▶ [Your objective] Select every line holding the word "name" and copy it.

▶ [Source data]
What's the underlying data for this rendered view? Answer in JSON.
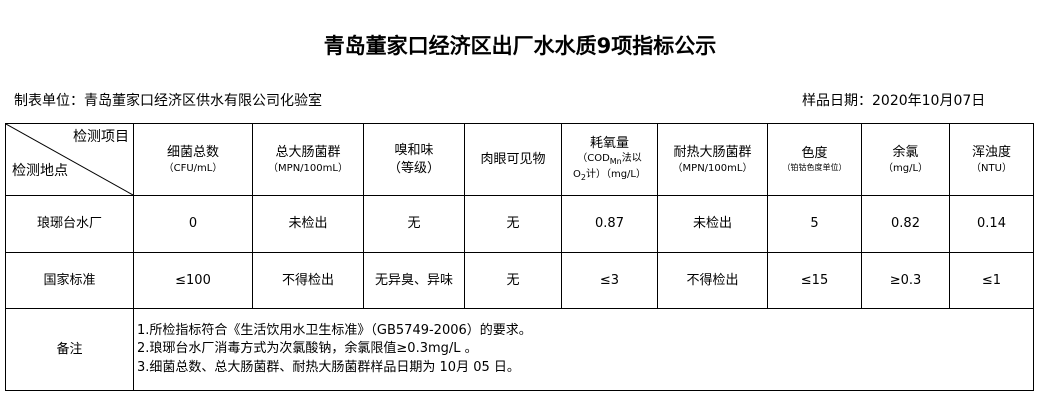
{
  "title": "青岛董家口经济区出厂水水质9项指标公示",
  "unit": "制表单位：青岛董家口经济区供水有限公司化验室",
  "sample_date": "样品日期：2020年10月07日",
  "corner": {
    "item": "检测项目",
    "site": "检测地点"
  },
  "headers": [
    {
      "name": "细菌总数",
      "unit": "（CFU/mL）"
    },
    {
      "name": "总大肠菌群",
      "unit": "（MPN/100mL）"
    },
    {
      "name": "嗅和味",
      "unit": "（等级）"
    },
    {
      "name": "肉眼可见物",
      "unit": ""
    },
    {
      "name": "耗氧量",
      "unit": "（COD",
      "sub": "Mn",
      "unit2": "法以",
      "unit3": "O",
      "sub2": "2",
      "unit4": "计）（mg/L）"
    },
    {
      "name": "耐热大肠菌群",
      "unit": "（MPN/100mL）"
    },
    {
      "name": "色度",
      "unit": "（铂钴色度单位）"
    },
    {
      "name": "余氯",
      "unit": "（mg/L）"
    },
    {
      "name": "浑浊度",
      "unit": "（NTU）"
    }
  ],
  "rows": [
    {
      "site": "琅琊台水厂",
      "values": [
        "0",
        "未检出",
        "无",
        "无",
        "0.87",
        "未检出",
        "5",
        "0.82",
        "0.14"
      ]
    },
    {
      "site": "国家标准",
      "values": [
        "≤100",
        "不得检出",
        "无异臭、异味",
        "无",
        "≤3",
        "不得检出",
        "≤15",
        "≥0.3",
        "≤1"
      ]
    }
  ],
  "remarks": {
    "label": "备注",
    "lines": [
      "1.所检指标符合《生活饮用水卫生标准》（GB5749-2006）的要求。",
      "2.琅琊台水厂消毒方式为次氯酸钠，余氯限值≥0.3mg/L 。",
      "3.细菌总数、总大肠菌群、耐热大肠菌群样品日期为 10月 05 日。"
    ]
  }
}
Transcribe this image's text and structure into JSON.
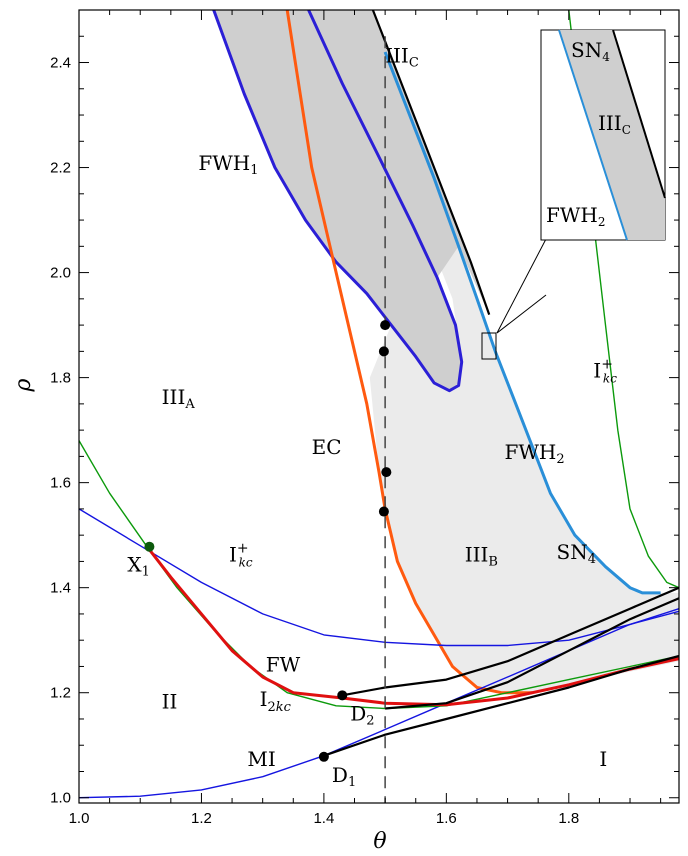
{
  "chart_data": {
    "type": "line",
    "title": "",
    "xlabel": "θ",
    "ylabel": "ρ",
    "xlim": [
      1.0,
      1.98
    ],
    "ylim": [
      0.99,
      2.5
    ],
    "x_ticks": [
      "1.0",
      "1.2",
      "1.4",
      "1.6",
      "1.8"
    ],
    "y_ticks": [
      "1.0",
      "1.2",
      "1.4",
      "1.6",
      "1.8",
      "2.0",
      "2.2",
      "2.4"
    ],
    "grid": false,
    "legend": "none",
    "dashed_line_x": 1.5,
    "colors": {
      "fwh1": "#2b1fd6",
      "ec": "#ff5a10",
      "fwh2": "#2a8fd8",
      "sn4": "#000000",
      "ik_plus": "#1515e0",
      "i2k": "#0c9a0c",
      "fw": "#e01010",
      "shade_dark": "#cfcfcf",
      "shade_light": "#ebebeb"
    },
    "series": [
      {
        "key": "fwh1",
        "points": [
          [
            1.22,
            2.5
          ],
          [
            1.27,
            2.34
          ],
          [
            1.32,
            2.2
          ],
          [
            1.37,
            2.1
          ],
          [
            1.42,
            2.02
          ],
          [
            1.47,
            1.96
          ],
          [
            1.51,
            1.9
          ],
          [
            1.55,
            1.84
          ],
          [
            1.58,
            1.79
          ],
          [
            1.605,
            1.775
          ],
          [
            1.62,
            1.785
          ],
          [
            1.625,
            1.83
          ],
          [
            1.615,
            1.9
          ],
          [
            1.585,
            1.99
          ],
          [
            1.545,
            2.09
          ],
          [
            1.49,
            2.22
          ],
          [
            1.43,
            2.36
          ],
          [
            1.375,
            2.5
          ]
        ]
      },
      {
        "key": "ec",
        "points": [
          [
            1.34,
            2.5
          ],
          [
            1.36,
            2.35
          ],
          [
            1.38,
            2.2
          ],
          [
            1.41,
            2.05
          ],
          [
            1.44,
            1.9
          ],
          [
            1.47,
            1.75
          ],
          [
            1.49,
            1.62
          ],
          [
            1.5,
            1.55
          ],
          [
            1.52,
            1.45
          ],
          [
            1.55,
            1.37
          ],
          [
            1.58,
            1.31
          ],
          [
            1.61,
            1.25
          ],
          [
            1.65,
            1.21
          ],
          [
            1.69,
            1.2
          ],
          [
            1.74,
            1.2
          ]
        ]
      },
      {
        "key": "fwh2",
        "points": [
          [
            1.5,
            2.42
          ],
          [
            1.54,
            2.3
          ],
          [
            1.58,
            2.18
          ],
          [
            1.62,
            2.05
          ],
          [
            1.65,
            1.95
          ],
          [
            1.68,
            1.85
          ],
          [
            1.71,
            1.76
          ],
          [
            1.74,
            1.67
          ],
          [
            1.77,
            1.58
          ],
          [
            1.81,
            1.5
          ],
          [
            1.86,
            1.44
          ],
          [
            1.9,
            1.4
          ],
          [
            1.92,
            1.39
          ],
          [
            1.95,
            1.39
          ]
        ]
      },
      {
        "key": "sn4",
        "points": [
          [
            1.48,
            2.5
          ],
          [
            1.52,
            2.38
          ],
          [
            1.56,
            2.26
          ],
          [
            1.6,
            2.14
          ],
          [
            1.64,
            2.02
          ],
          [
            1.67,
            1.92
          ]
        ]
      },
      {
        "key": "ik_plus",
        "points": [
          [
            1.0,
            1.55
          ],
          [
            1.1,
            1.48
          ],
          [
            1.2,
            1.41
          ],
          [
            1.3,
            1.35
          ],
          [
            1.4,
            1.31
          ],
          [
            1.5,
            1.296
          ],
          [
            1.6,
            1.29
          ],
          [
            1.7,
            1.29
          ],
          [
            1.8,
            1.3
          ],
          [
            1.9,
            1.33
          ],
          [
            1.98,
            1.355
          ]
        ]
      },
      {
        "key": "ik_plus",
        "points": [
          [
            1.0,
            1.0
          ],
          [
            1.1,
            1.003
          ],
          [
            1.2,
            1.015
          ],
          [
            1.3,
            1.04
          ],
          [
            1.4,
            1.08
          ],
          [
            1.5,
            1.13
          ],
          [
            1.6,
            1.18
          ],
          [
            1.7,
            1.23
          ],
          [
            1.8,
            1.28
          ],
          [
            1.9,
            1.33
          ],
          [
            1.98,
            1.36
          ]
        ]
      },
      {
        "key": "i2k",
        "points": [
          [
            1.0,
            1.68
          ],
          [
            1.05,
            1.58
          ],
          [
            1.11,
            1.48
          ],
          [
            1.16,
            1.4
          ],
          [
            1.22,
            1.32
          ],
          [
            1.28,
            1.25
          ],
          [
            1.34,
            1.2
          ],
          [
            1.42,
            1.175
          ],
          [
            1.5,
            1.17
          ],
          [
            1.6,
            1.175
          ],
          [
            1.7,
            1.2
          ],
          [
            1.8,
            1.225
          ],
          [
            1.9,
            1.25
          ],
          [
            1.98,
            1.27
          ]
        ]
      },
      {
        "key": "i2k",
        "points": [
          [
            1.8,
            2.5
          ],
          [
            1.83,
            2.2
          ],
          [
            1.86,
            1.9
          ],
          [
            1.88,
            1.7
          ],
          [
            1.9,
            1.55
          ],
          [
            1.93,
            1.46
          ],
          [
            1.96,
            1.41
          ],
          [
            1.98,
            1.4
          ]
        ]
      },
      {
        "key": "fw",
        "points": [
          [
            1.11,
            1.48
          ],
          [
            1.15,
            1.42
          ],
          [
            1.2,
            1.35
          ],
          [
            1.25,
            1.28
          ],
          [
            1.3,
            1.23
          ],
          [
            1.35,
            1.2
          ],
          [
            1.43,
            1.19
          ],
          [
            1.5,
            1.18
          ],
          [
            1.6,
            1.177
          ],
          [
            1.7,
            1.19
          ],
          [
            1.8,
            1.215
          ],
          [
            1.9,
            1.245
          ],
          [
            1.98,
            1.265
          ]
        ]
      },
      {
        "key": "sn4",
        "points": [
          [
            1.43,
            1.195
          ],
          [
            1.5,
            1.21
          ],
          [
            1.6,
            1.225
          ],
          [
            1.7,
            1.26
          ],
          [
            1.8,
            1.31
          ],
          [
            1.9,
            1.36
          ],
          [
            1.98,
            1.4
          ]
        ]
      },
      {
        "key": "sn4",
        "points": [
          [
            1.5,
            1.17
          ],
          [
            1.6,
            1.18
          ],
          [
            1.7,
            1.22
          ],
          [
            1.8,
            1.28
          ],
          [
            1.9,
            1.34
          ],
          [
            1.98,
            1.38
          ]
        ]
      },
      {
        "key": "sn4",
        "points": [
          [
            1.4,
            1.08
          ],
          [
            1.5,
            1.12
          ],
          [
            1.6,
            1.15
          ],
          [
            1.7,
            1.18
          ],
          [
            1.8,
            1.21
          ],
          [
            1.9,
            1.245
          ],
          [
            1.98,
            1.27
          ]
        ]
      }
    ],
    "points": [
      {
        "label": "X",
        "sub": "1",
        "x": 1.115,
        "y": 1.478,
        "color": "#0d5a0d"
      },
      {
        "label": "D",
        "sub": "2",
        "x": 1.43,
        "y": 1.195,
        "color": "#000000"
      },
      {
        "label": "D",
        "sub": "1",
        "x": 1.4,
        "y": 1.078,
        "color": "#000000"
      },
      {
        "label": "",
        "sub": "",
        "x": 1.5,
        "y": 1.9,
        "color": "#000000"
      },
      {
        "label": "",
        "sub": "",
        "x": 1.498,
        "y": 1.85,
        "color": "#000000"
      },
      {
        "label": "",
        "sub": "",
        "x": 1.502,
        "y": 1.62,
        "color": "#000000"
      },
      {
        "label": "",
        "sub": "",
        "x": 1.498,
        "y": 1.545,
        "color": "#000000"
      }
    ],
    "region_labels": [
      {
        "text": "III",
        "sub": "C",
        "x": 1.5,
        "y": 2.4
      },
      {
        "text": "FWH",
        "sub": "1",
        "x": 1.195,
        "y": 2.195
      },
      {
        "text": "III",
        "sub": "A",
        "x": 1.135,
        "y": 1.75
      },
      {
        "text": "EC",
        "sub": "",
        "x": 1.38,
        "y": 1.655
      },
      {
        "text": "FWH",
        "sub": "2",
        "x": 1.695,
        "y": 1.645
      },
      {
        "text": "SN",
        "sub": "4",
        "x": 1.78,
        "y": 1.455
      },
      {
        "text": "III",
        "sub": "B",
        "x": 1.63,
        "y": 1.45
      },
      {
        "text": "I",
        "sub": "+",
        "x": 1.245,
        "y": 1.45
      },
      {
        "text": "I",
        "sub": "+",
        "x": 1.84,
        "y": 1.8
      },
      {
        "text": "FW",
        "sub": "",
        "x": 1.305,
        "y": 1.24
      },
      {
        "text": "D",
        "sub": "2",
        "x": 1.42,
        "y": 1.245
      },
      {
        "text": "I",
        "sub": "2kc",
        "x": 1.295,
        "y": 1.175
      },
      {
        "text": "II",
        "sub": "",
        "x": 1.135,
        "y": 1.17
      },
      {
        "text": "MI",
        "sub": "",
        "x": 1.275,
        "y": 1.06
      },
      {
        "text": "I",
        "sub": "",
        "x": 1.85,
        "y": 1.06
      }
    ],
    "inset": {
      "labels": [
        "SN",
        "4",
        "III",
        "C",
        "FWH",
        "2"
      ],
      "zoom_box": {
        "x": [
          1.655,
          1.675
        ],
        "y": [
          1.84,
          1.885
        ]
      }
    }
  }
}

▶ [Finished answer]
      "name": "细菌总数",
      "name": "总大肠菌群",
      "name": "嗅和味",
      "name": "肉眼可见物",
      "name": "耗氧量",
      "name": "耐热大肠菌群",
      "name": "色度",
      "name": "余氯",
      "name": "浑浊度",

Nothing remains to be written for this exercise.